Extracted entries:

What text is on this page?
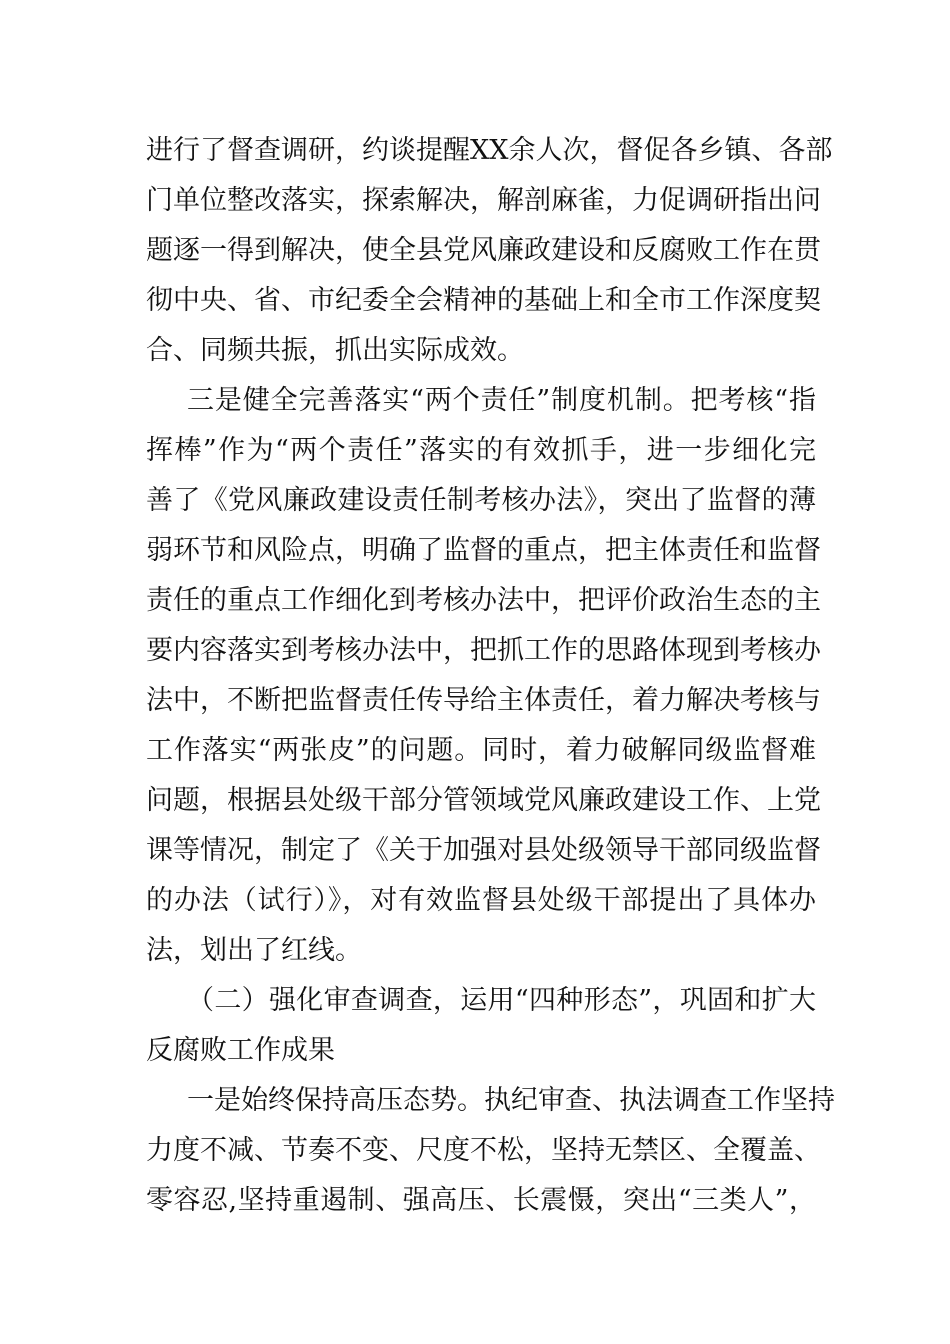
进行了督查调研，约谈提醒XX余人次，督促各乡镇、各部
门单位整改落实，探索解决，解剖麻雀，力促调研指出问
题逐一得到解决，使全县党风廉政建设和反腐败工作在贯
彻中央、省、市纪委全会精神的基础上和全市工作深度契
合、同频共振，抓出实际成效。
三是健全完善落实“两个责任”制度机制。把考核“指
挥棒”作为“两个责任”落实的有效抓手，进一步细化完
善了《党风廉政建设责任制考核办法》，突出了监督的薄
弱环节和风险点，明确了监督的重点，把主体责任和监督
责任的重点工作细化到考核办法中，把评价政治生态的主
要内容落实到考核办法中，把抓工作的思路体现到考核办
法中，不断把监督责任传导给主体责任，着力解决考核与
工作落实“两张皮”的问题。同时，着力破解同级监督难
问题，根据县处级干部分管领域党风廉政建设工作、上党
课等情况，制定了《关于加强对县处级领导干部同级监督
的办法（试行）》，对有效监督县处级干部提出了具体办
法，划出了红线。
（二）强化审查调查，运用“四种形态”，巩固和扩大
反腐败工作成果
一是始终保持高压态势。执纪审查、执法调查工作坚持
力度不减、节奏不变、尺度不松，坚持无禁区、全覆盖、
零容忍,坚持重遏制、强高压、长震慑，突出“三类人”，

==

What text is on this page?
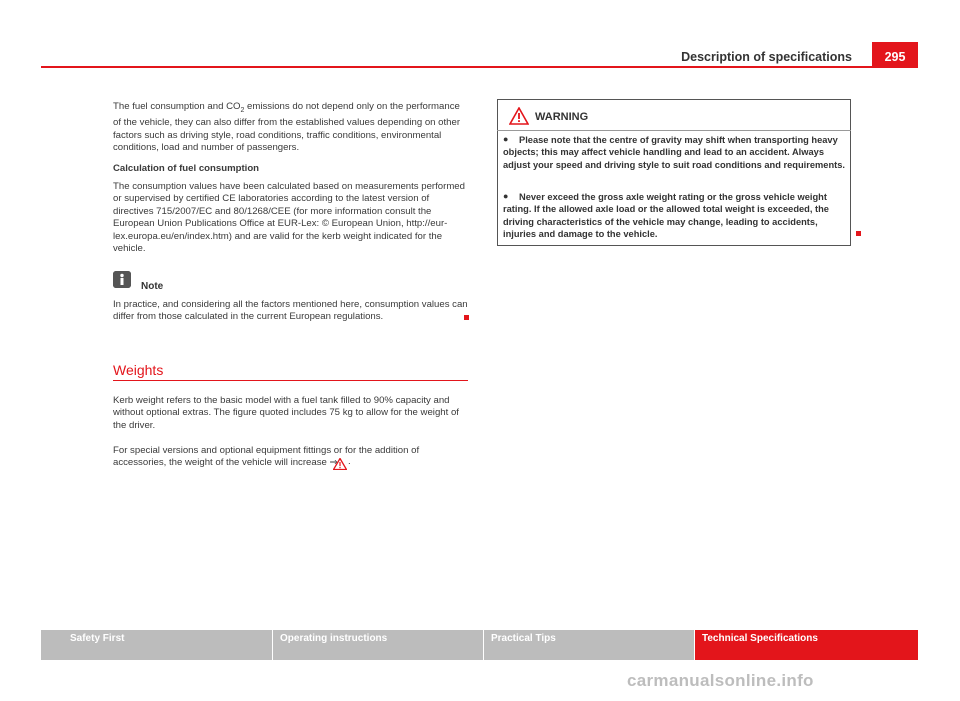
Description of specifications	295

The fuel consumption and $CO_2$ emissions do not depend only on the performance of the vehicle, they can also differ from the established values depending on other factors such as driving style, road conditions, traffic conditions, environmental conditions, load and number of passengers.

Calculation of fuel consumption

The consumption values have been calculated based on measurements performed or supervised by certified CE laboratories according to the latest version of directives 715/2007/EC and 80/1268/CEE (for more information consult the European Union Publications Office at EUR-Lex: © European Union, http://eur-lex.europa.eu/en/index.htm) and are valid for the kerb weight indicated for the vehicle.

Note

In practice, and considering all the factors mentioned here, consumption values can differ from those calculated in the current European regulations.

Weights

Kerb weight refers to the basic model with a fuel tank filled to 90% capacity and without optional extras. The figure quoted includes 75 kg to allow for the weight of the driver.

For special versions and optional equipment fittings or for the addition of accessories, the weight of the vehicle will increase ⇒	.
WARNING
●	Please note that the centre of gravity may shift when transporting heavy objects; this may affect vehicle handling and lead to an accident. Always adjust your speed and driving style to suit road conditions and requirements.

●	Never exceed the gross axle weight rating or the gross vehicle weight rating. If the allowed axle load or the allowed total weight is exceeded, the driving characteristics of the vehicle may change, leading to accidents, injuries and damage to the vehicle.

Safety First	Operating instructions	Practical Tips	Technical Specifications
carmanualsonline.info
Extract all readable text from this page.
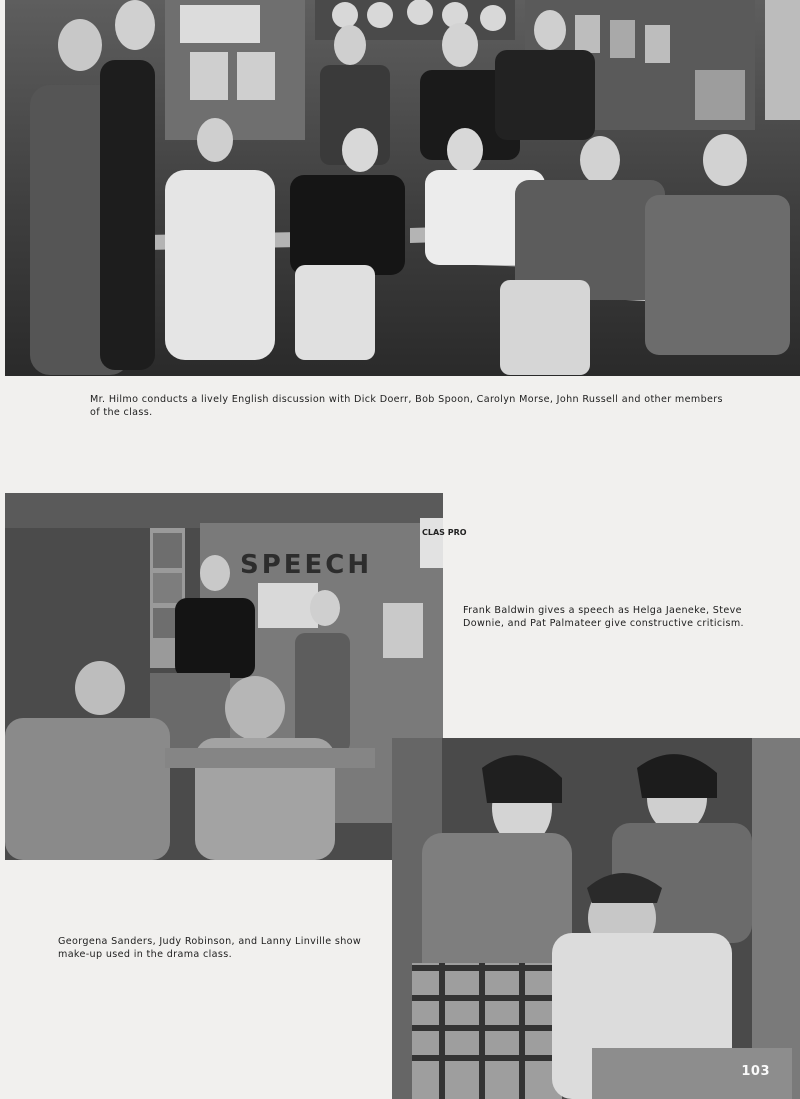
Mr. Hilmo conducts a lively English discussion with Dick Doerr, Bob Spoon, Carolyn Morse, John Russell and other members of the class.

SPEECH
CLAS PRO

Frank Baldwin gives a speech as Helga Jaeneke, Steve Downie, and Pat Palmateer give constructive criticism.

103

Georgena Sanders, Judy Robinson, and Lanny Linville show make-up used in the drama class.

==

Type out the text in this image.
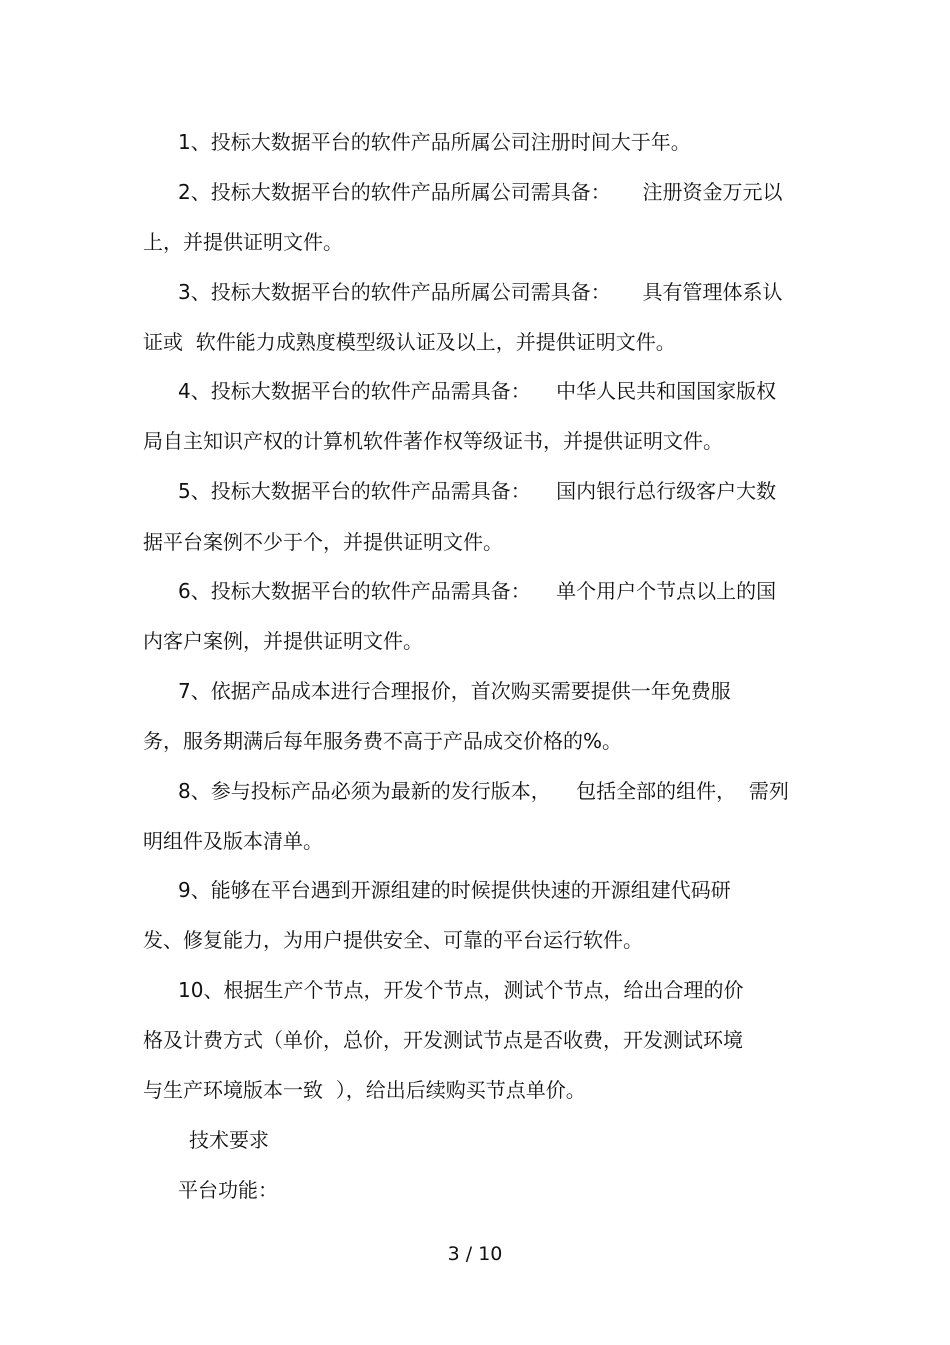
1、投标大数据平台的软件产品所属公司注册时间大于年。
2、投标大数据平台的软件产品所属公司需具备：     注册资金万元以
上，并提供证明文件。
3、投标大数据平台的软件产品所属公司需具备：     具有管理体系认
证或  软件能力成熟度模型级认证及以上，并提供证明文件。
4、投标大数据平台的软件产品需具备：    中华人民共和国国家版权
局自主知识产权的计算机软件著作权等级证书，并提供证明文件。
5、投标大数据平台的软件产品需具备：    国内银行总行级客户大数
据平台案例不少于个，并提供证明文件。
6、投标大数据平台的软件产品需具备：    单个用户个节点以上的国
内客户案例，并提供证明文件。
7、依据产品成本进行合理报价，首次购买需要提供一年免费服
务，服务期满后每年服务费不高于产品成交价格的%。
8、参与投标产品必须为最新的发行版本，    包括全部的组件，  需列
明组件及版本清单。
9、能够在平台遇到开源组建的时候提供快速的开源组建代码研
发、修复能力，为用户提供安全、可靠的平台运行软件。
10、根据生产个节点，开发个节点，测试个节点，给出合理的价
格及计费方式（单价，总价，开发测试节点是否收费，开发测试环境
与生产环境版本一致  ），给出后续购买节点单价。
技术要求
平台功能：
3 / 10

Task brief:
Identify every line where the string "两个责任" appears.

Task result:
三是健全完善落实“两个责任”制度机制。把考核“指
挥棒”作为“两个责任”落实的有效抓手，进一步细化完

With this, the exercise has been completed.